** begin Input **

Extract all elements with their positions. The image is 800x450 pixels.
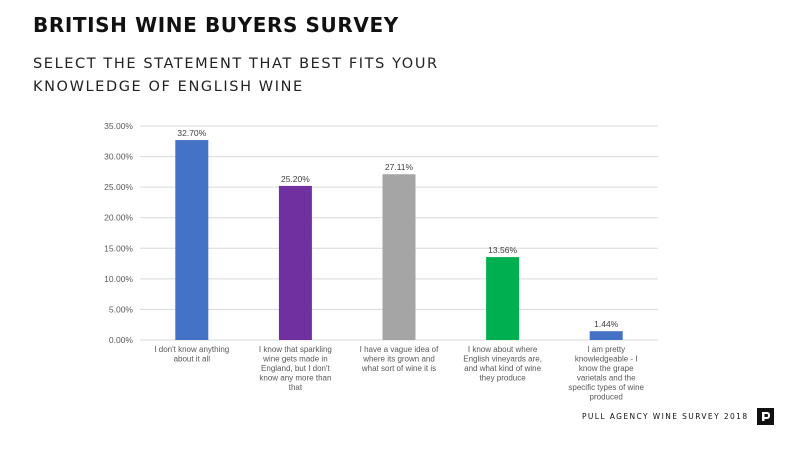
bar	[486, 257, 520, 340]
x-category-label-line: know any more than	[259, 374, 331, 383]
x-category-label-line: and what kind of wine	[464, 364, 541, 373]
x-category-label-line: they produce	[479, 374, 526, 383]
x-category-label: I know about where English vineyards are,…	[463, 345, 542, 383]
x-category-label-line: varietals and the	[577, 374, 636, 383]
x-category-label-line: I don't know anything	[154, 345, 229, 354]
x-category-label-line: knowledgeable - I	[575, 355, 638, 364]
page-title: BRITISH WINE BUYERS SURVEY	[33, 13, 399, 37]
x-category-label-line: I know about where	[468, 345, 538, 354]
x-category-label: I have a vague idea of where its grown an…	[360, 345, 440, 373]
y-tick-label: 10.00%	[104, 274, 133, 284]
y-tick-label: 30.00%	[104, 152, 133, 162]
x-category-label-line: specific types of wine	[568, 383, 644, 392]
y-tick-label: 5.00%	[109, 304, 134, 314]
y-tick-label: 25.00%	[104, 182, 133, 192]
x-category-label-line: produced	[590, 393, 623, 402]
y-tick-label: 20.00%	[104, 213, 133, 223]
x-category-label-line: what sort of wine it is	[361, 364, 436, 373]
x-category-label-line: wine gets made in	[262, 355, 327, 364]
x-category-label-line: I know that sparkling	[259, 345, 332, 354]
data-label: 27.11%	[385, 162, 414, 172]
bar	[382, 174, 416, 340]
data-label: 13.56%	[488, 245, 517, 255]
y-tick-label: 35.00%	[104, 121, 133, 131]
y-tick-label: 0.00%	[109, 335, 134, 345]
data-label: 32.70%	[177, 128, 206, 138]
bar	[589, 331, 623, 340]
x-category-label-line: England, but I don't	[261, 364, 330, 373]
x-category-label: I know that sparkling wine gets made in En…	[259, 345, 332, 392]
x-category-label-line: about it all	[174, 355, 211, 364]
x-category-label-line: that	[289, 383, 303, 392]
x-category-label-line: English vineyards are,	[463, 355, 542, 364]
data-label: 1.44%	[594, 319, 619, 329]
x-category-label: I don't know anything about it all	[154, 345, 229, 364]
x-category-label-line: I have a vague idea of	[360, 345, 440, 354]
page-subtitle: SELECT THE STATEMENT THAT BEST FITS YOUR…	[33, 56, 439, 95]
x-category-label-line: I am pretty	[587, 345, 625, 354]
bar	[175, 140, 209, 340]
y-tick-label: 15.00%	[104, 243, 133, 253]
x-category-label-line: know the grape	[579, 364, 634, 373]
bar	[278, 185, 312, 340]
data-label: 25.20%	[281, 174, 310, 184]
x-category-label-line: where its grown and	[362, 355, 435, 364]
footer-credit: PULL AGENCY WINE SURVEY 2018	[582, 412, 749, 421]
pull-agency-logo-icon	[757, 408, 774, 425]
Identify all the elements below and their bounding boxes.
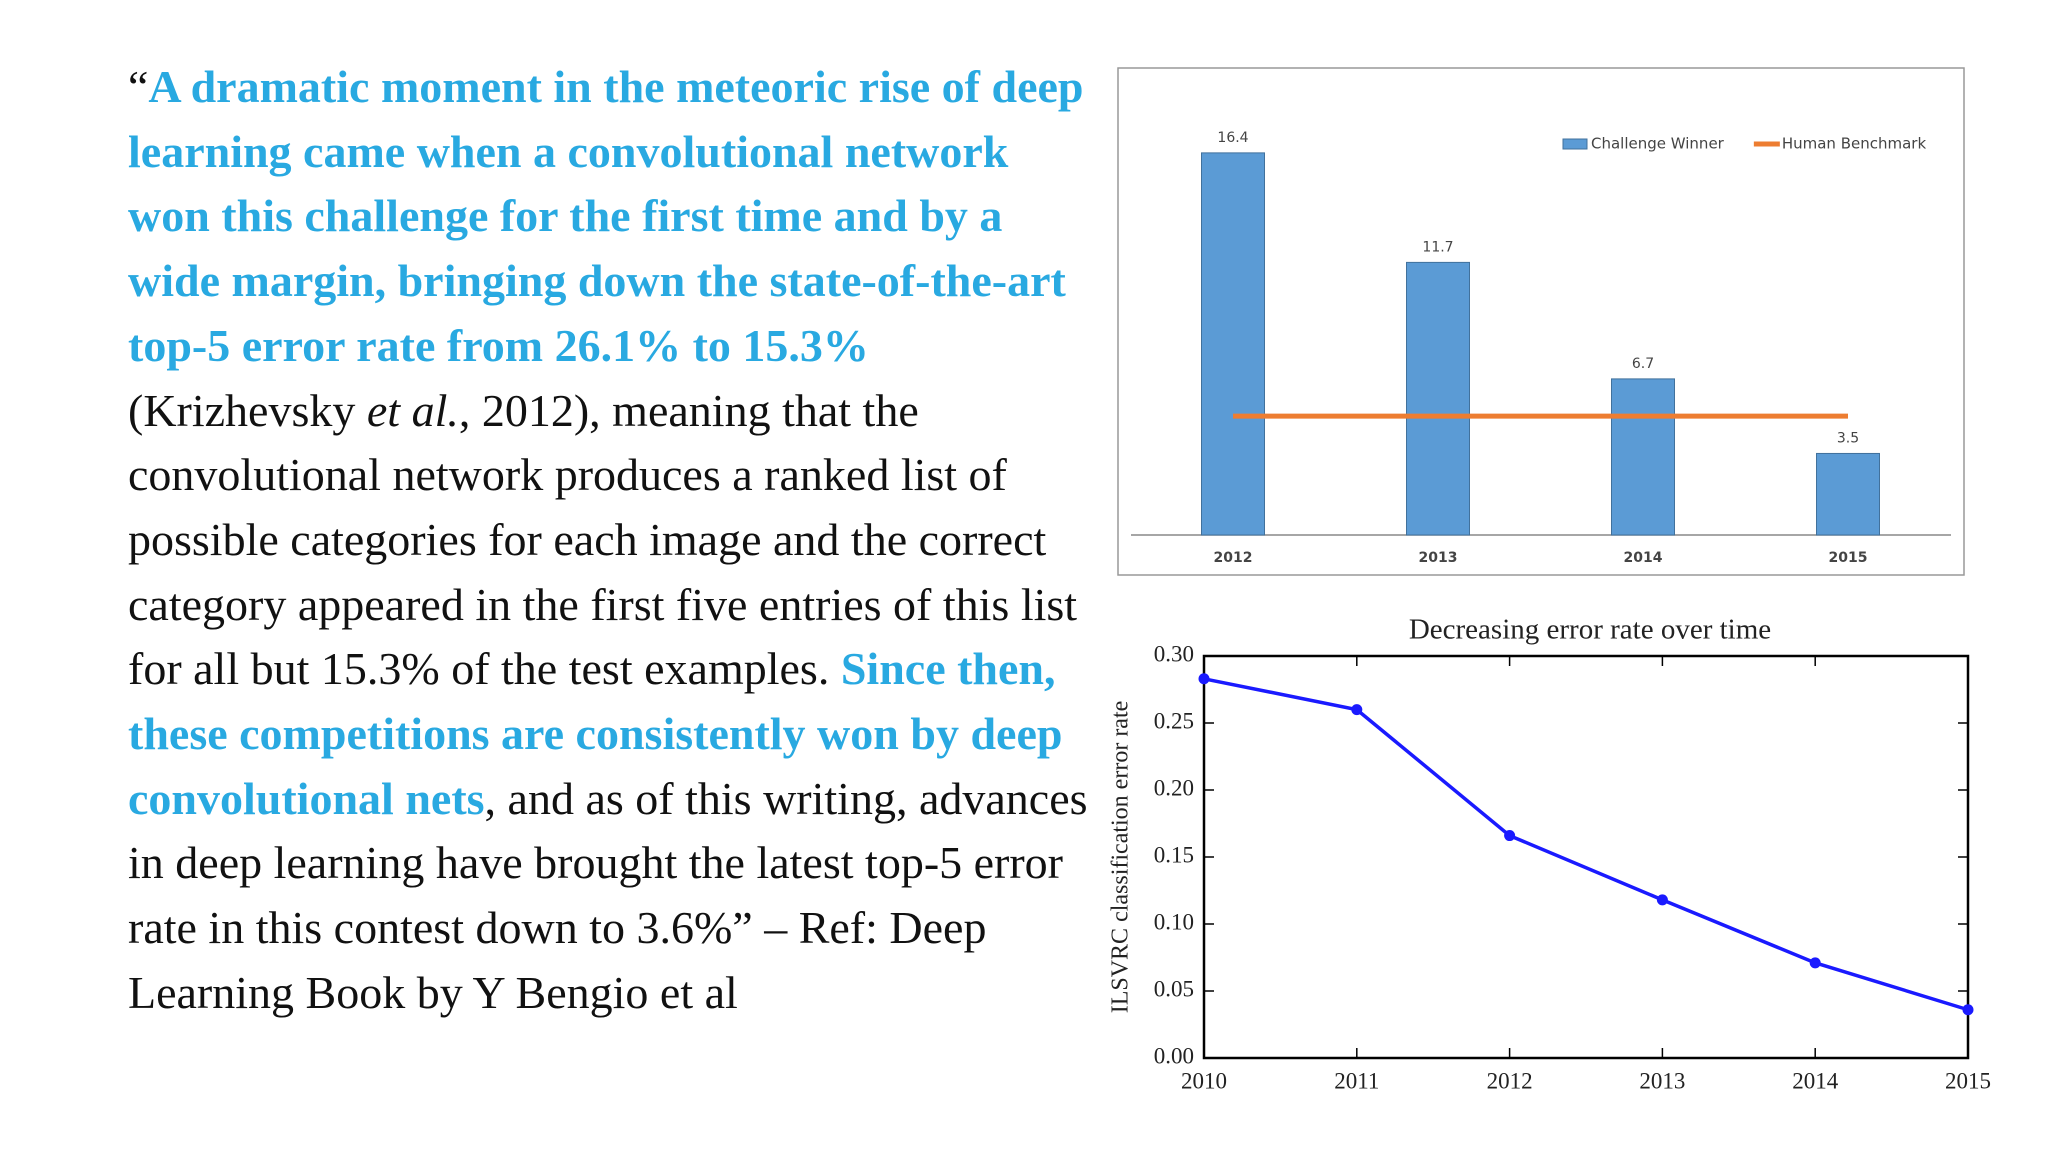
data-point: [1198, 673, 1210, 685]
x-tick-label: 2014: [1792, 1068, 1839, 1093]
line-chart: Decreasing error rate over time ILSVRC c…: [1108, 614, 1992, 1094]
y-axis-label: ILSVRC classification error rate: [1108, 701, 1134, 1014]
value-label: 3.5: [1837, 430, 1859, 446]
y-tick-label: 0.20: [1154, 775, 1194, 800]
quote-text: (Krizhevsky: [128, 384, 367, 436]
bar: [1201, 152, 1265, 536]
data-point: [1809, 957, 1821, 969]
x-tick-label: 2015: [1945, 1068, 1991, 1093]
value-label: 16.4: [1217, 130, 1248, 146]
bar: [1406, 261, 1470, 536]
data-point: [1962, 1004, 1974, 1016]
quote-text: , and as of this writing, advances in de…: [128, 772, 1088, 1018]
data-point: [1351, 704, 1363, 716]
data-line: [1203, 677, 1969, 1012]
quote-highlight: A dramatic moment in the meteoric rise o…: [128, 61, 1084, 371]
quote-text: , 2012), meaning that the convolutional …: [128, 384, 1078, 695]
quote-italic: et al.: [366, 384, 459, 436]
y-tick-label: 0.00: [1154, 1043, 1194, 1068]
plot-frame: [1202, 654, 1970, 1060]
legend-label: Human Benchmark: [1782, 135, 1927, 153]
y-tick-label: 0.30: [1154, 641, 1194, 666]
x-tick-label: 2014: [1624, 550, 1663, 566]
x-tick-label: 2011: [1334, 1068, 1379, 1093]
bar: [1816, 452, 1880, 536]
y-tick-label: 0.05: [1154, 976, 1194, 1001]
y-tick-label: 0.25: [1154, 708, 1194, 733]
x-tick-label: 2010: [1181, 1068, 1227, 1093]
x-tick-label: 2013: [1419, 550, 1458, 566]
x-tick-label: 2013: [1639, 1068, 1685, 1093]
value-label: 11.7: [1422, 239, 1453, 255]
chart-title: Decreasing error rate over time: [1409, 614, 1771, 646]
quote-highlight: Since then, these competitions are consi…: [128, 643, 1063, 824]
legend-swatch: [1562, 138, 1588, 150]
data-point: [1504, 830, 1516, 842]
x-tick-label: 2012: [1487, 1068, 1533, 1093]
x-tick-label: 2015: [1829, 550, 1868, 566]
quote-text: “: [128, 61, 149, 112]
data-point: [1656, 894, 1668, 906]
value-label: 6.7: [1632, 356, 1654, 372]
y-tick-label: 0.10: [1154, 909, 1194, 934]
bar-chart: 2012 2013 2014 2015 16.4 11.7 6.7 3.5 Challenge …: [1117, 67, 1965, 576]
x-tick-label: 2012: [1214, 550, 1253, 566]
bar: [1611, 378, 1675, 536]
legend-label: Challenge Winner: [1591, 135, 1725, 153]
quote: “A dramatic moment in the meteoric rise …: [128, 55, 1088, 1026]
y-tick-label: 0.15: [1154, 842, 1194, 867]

** end Input **
** begin Input **

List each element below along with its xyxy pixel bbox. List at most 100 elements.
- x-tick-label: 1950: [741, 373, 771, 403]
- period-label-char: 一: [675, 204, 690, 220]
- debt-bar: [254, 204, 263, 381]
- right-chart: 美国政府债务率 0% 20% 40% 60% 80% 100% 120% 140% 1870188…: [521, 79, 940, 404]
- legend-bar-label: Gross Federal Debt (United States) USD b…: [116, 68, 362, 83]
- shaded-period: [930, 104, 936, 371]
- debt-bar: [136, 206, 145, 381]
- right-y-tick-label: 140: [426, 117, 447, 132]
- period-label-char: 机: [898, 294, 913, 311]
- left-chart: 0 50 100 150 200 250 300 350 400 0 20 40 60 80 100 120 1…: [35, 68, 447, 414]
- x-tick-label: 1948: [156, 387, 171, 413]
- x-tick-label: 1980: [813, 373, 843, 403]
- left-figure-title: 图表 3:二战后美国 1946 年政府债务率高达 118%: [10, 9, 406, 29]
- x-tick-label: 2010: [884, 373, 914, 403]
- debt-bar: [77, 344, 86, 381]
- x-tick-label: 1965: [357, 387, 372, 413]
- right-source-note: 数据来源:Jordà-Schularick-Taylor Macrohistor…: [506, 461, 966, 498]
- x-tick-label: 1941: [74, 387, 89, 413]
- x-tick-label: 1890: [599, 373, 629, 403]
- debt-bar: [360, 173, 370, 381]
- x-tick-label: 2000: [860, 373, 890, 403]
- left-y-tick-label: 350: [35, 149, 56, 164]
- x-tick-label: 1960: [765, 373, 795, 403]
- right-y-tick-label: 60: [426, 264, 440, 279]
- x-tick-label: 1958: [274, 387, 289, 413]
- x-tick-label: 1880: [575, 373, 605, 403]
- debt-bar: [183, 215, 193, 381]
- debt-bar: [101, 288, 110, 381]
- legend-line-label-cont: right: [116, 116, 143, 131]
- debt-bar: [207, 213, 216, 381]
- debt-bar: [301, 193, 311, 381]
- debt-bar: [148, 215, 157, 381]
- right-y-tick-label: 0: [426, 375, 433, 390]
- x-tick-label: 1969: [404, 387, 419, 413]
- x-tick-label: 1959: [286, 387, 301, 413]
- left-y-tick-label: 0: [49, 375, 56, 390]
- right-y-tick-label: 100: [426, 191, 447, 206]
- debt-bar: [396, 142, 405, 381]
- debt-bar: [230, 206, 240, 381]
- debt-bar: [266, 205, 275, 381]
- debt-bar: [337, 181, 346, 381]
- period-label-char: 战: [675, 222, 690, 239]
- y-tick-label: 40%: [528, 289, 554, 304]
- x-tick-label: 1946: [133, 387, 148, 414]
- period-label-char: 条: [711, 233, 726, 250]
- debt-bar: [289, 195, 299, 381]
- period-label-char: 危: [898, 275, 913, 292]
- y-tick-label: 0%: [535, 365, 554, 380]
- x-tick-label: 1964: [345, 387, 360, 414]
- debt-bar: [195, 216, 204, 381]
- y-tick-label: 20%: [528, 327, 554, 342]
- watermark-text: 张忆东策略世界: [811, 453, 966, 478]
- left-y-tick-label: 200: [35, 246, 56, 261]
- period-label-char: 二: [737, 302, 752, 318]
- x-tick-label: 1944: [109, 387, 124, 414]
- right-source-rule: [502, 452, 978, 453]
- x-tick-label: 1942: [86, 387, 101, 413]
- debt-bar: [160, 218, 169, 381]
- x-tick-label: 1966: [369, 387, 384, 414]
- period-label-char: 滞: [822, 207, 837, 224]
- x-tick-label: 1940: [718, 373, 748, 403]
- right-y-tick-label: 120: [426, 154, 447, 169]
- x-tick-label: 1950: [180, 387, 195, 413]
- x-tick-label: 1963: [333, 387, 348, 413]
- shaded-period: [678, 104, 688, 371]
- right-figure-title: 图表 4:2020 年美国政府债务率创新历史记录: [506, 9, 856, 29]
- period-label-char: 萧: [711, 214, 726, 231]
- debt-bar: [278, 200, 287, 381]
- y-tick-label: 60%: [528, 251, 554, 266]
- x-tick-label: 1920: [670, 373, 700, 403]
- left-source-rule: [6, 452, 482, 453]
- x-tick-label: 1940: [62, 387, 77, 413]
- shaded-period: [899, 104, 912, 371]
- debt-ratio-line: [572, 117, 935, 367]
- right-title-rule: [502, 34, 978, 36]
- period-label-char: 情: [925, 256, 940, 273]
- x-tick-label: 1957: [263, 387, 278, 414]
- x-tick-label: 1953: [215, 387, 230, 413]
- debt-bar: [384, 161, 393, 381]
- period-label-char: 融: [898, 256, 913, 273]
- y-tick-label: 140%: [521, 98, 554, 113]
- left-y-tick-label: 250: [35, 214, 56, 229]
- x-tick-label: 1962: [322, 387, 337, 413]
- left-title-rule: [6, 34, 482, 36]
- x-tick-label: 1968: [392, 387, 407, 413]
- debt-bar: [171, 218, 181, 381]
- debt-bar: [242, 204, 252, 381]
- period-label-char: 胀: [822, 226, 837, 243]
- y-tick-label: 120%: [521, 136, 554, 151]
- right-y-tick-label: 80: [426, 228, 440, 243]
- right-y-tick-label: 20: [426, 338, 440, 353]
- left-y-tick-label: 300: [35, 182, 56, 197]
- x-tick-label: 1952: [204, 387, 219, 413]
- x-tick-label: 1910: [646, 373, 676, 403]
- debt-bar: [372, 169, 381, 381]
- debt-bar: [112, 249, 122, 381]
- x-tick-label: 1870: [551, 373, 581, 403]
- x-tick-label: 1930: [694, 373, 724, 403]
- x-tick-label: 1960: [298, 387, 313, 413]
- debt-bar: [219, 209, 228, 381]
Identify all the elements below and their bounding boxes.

** end Input **

*Exercise instructions*. Can you echo back, unchanged, the part that opens with the line containing "257, 520, 340]" and closes with the line containing "x-category-label-line: what sort", including both of those lines?

*Problem solution*.
bar	[486, 257, 520, 340]
x-category-label-line: know any more than	[259, 374, 331, 383]
x-category-label-line: and what kind of wine	[464, 364, 541, 373]
x-category-label-line: they produce	[479, 374, 526, 383]
x-category-label: I know about where English vineyards are,…	[463, 345, 542, 383]
x-category-label-line: varietals and the	[577, 374, 636, 383]
x-category-label-line: I don't know anything	[154, 345, 229, 354]
x-category-label-line: knowledgeable - I	[575, 355, 638, 364]
page-title: BRITISH WINE BUYERS SURVEY	[33, 13, 399, 37]
x-category-label-line: I know about where	[468, 345, 538, 354]
x-category-label: I have a vague idea of where its grown an…	[360, 345, 440, 373]
y-tick-label: 10.00%	[104, 274, 133, 284]
y-tick-label: 30.00%	[104, 152, 133, 162]
x-category-label-line: specific types of wine	[568, 383, 644, 392]
y-tick-label: 5.00%	[109, 304, 134, 314]
y-tick-label: 25.00%	[104, 182, 133, 192]
x-category-label-line: produced	[590, 393, 623, 402]
y-tick-label: 20.00%	[104, 213, 133, 223]
x-category-label-line: what sort of wine it is	[361, 364, 436, 373]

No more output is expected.